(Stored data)
>> BEGIN
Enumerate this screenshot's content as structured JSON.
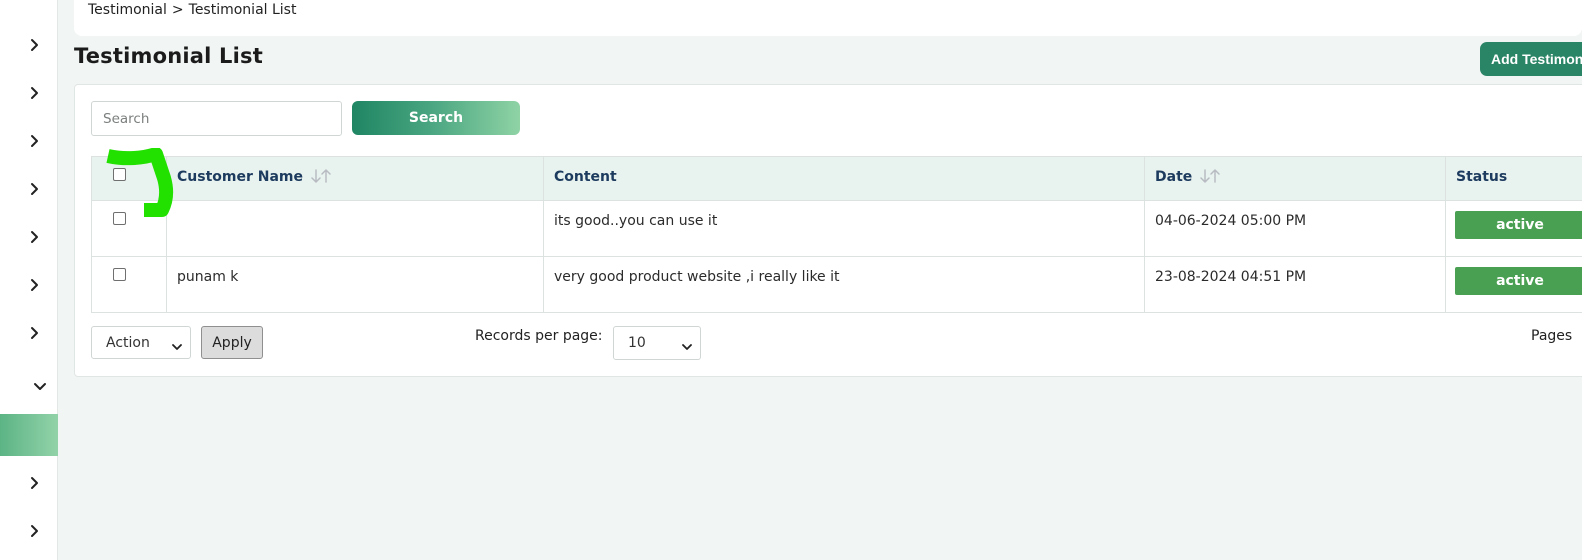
{
  "breadcrumb": {
    "parent": "Testimonial",
    "separator": ">",
    "current": "Testimonial List"
  },
  "page": {
    "title": "Testimonial List",
    "add_button_label": "Add Testimonial"
  },
  "sidebar": {
    "items": [
      {
        "icon": "chevron-right-icon"
      },
      {
        "icon": "chevron-right-icon"
      },
      {
        "icon": "chevron-right-icon"
      },
      {
        "icon": "chevron-right-icon"
      },
      {
        "icon": "chevron-right-icon"
      },
      {
        "icon": "chevron-right-icon"
      },
      {
        "icon": "chevron-right-icon"
      },
      {
        "icon": "chevron-down-icon"
      },
      {
        "icon": "",
        "active": true
      },
      {
        "icon": "chevron-right-icon"
      },
      {
        "icon": "chevron-right-icon"
      }
    ]
  },
  "search": {
    "placeholder": "Search",
    "value": "",
    "button_label": "Search"
  },
  "table": {
    "columns": [
      {
        "label": "",
        "type": "checkbox"
      },
      {
        "label": "Customer Name",
        "sortable": true
      },
      {
        "label": "Content",
        "sortable": false
      },
      {
        "label": "Date",
        "sortable": true
      },
      {
        "label": "Status",
        "sortable": false
      }
    ],
    "rows": [
      {
        "customer_name": "",
        "content": "its good..you can use it",
        "date": "04-06-2024 05:00 PM",
        "status": "active"
      },
      {
        "customer_name": "punam k",
        "content": "very good product website ,i really like it",
        "date": "23-08-2024 04:51 PM",
        "status": "active"
      }
    ]
  },
  "footer": {
    "action_select": {
      "selected": "Action"
    },
    "apply_label": "Apply",
    "records_per_page_label": "Records per page:",
    "records_per_page": {
      "selected": "10"
    },
    "pages_label": "Pages"
  },
  "colors": {
    "brand_green": "#2a8466",
    "status_active": "#4aa052",
    "header_bg": "#e8f2ee",
    "header_text": "#1d3b5e",
    "annotation": "#22e000"
  }
}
>> END
_Written request:_ Locate the word "good" in the entries, and copy every line where it is found.

_Answer for the task:_
        "content": "its good..you can use it",
        "content": "very good product website ,i really like it",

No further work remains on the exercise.